Source records:
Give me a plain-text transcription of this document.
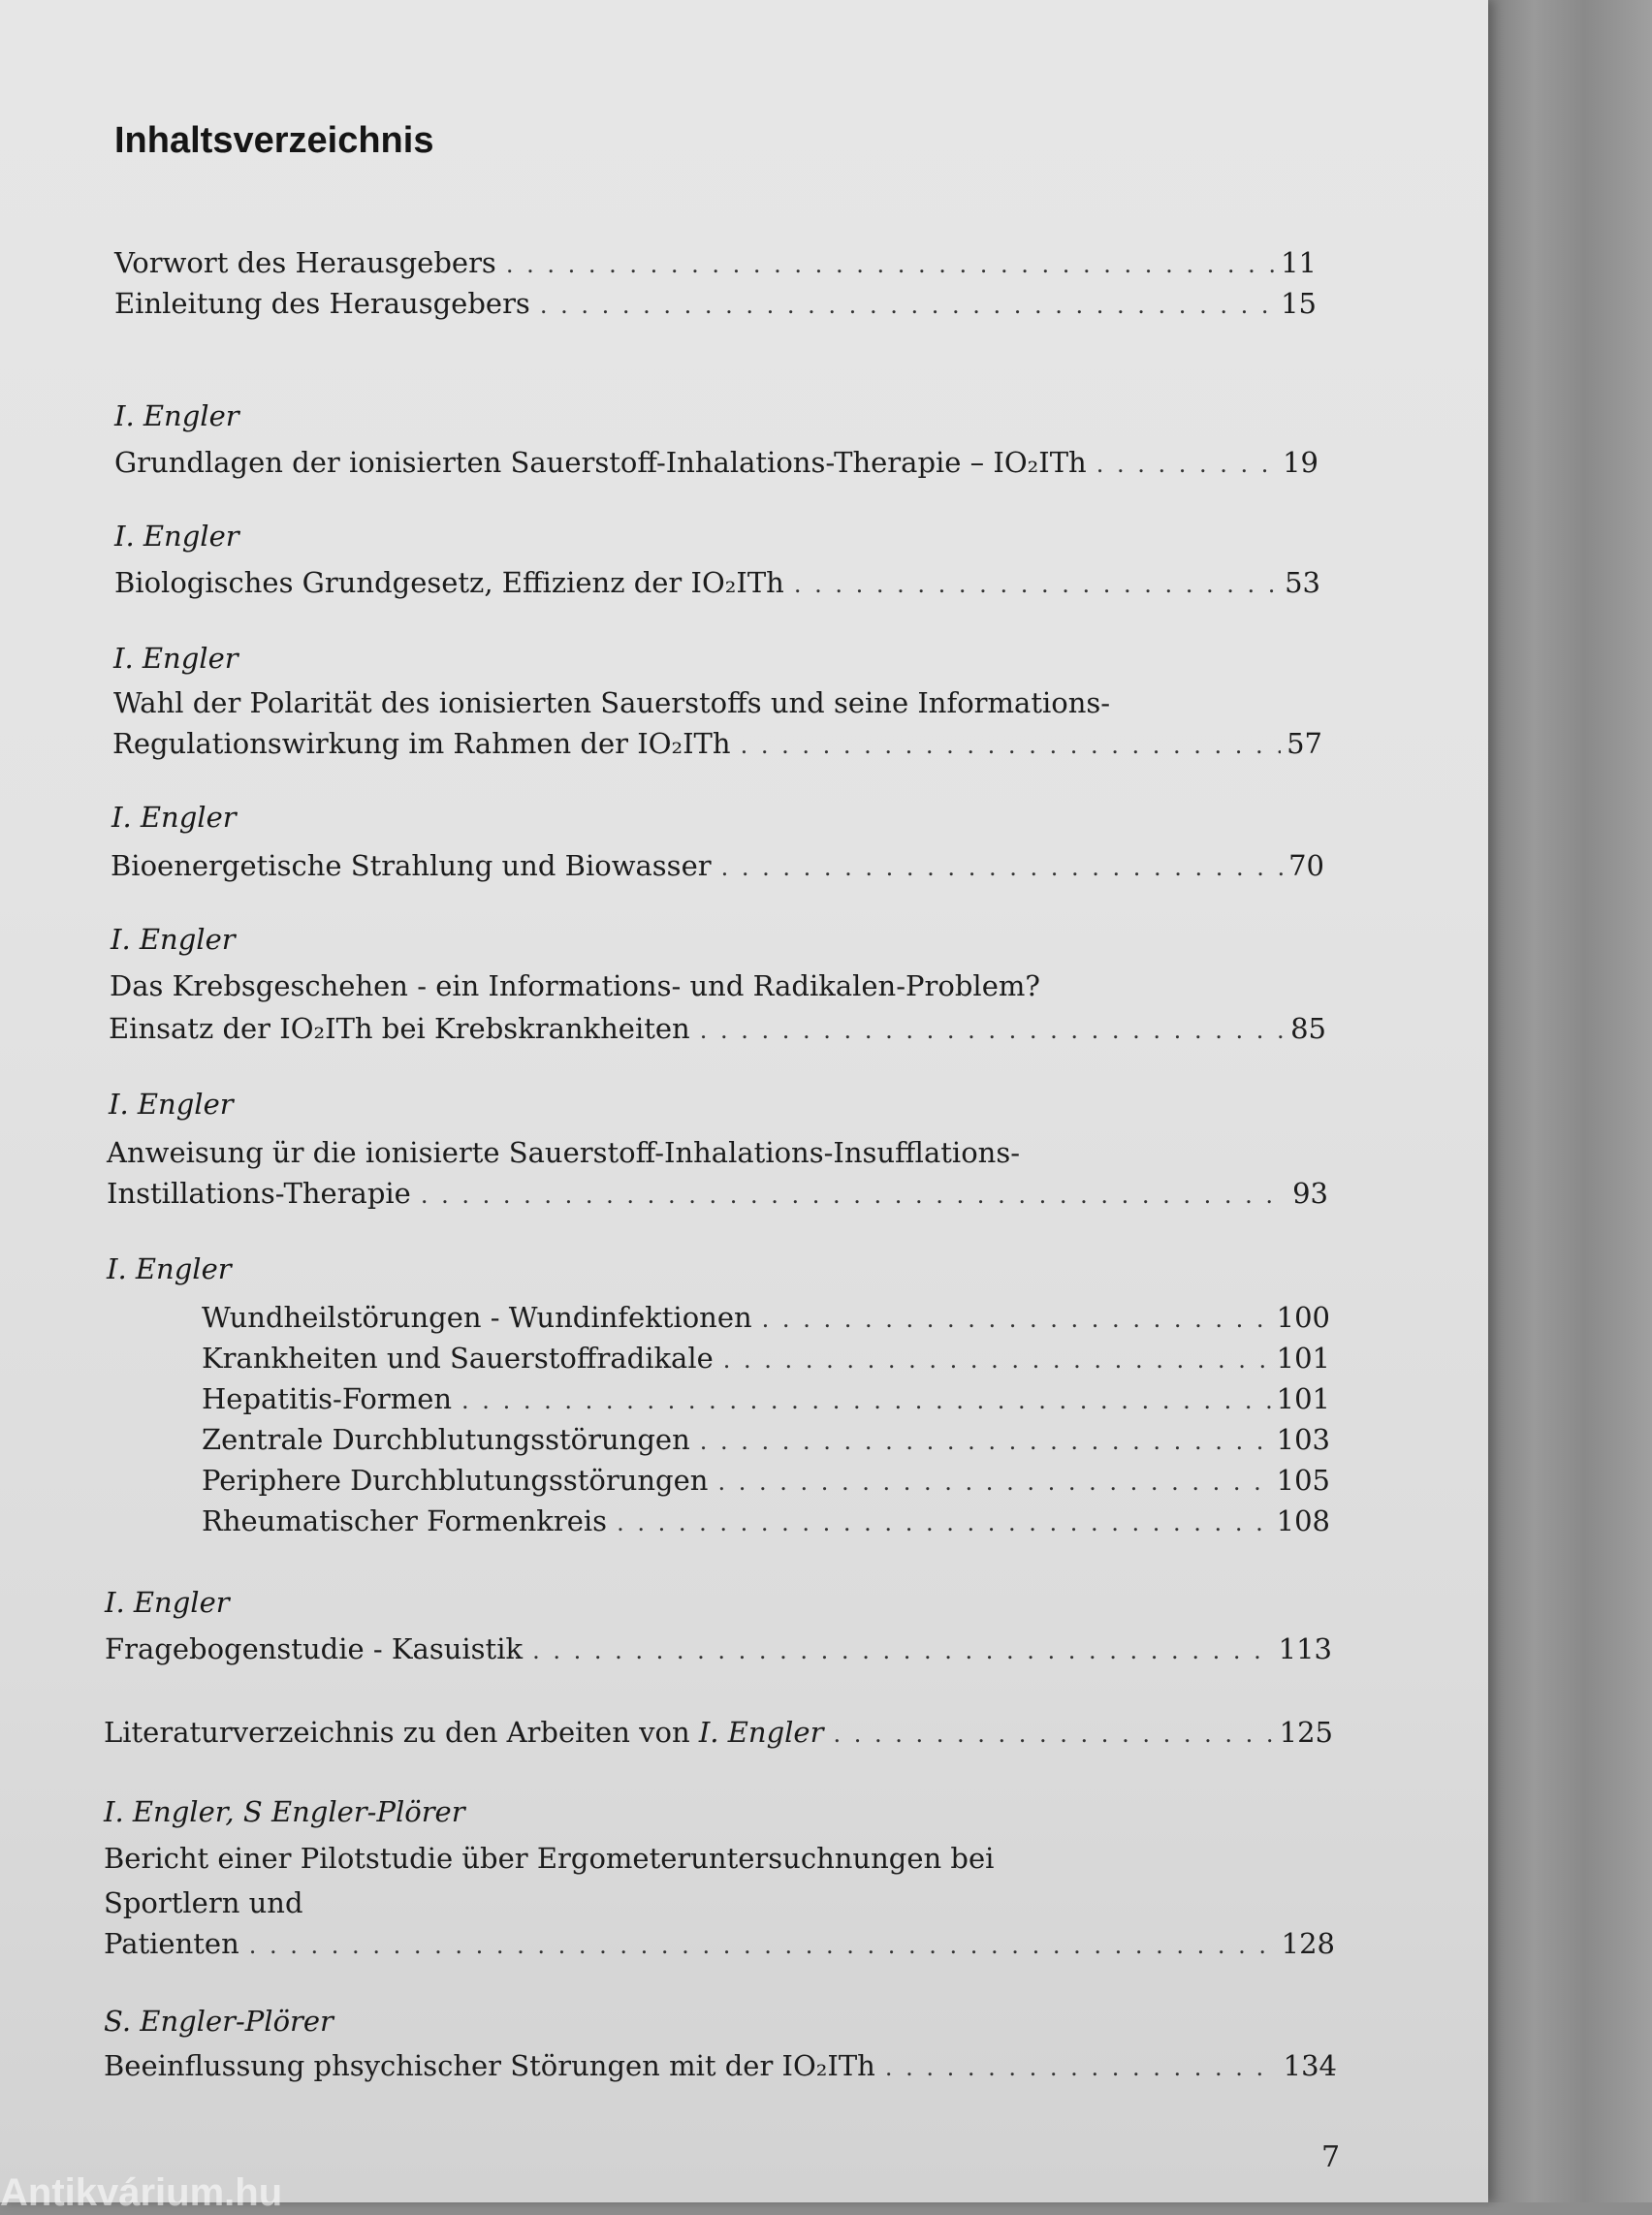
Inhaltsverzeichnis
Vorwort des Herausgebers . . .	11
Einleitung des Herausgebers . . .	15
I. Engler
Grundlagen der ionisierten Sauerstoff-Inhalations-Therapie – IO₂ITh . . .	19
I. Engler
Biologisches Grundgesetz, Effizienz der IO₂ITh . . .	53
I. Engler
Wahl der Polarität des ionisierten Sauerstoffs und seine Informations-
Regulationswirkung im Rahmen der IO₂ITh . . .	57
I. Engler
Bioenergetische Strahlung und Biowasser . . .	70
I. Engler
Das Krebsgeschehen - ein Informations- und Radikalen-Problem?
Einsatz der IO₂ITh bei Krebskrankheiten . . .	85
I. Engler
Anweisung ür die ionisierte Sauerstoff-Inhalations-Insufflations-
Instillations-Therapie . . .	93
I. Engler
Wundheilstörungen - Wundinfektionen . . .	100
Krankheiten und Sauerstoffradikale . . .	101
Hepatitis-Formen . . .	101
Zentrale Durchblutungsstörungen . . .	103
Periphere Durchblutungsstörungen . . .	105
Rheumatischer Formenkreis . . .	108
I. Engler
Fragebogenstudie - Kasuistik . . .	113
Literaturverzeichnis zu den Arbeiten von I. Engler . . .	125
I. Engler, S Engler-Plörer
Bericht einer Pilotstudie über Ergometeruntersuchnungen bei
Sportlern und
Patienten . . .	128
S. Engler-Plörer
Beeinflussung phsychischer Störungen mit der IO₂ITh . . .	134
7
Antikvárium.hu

PROBLEM |
Write out every line of the data that holds the word "IO₂ITh".

RESPONSE BELOW |
Grundlagen der ionisierten Sauerstoff-Inhalations-Therapie – IO₂ITh . . .	19
Biologisches Grundgesetz, Effizienz der IO₂ITh . . .	53
Regulationswirkung im Rahmen der IO₂ITh . . .	57
Einsatz der IO₂ITh bei Krebskrankheiten . . .	85
Beeinflussung phsychischer Störungen mit der IO₂ITh . . .	134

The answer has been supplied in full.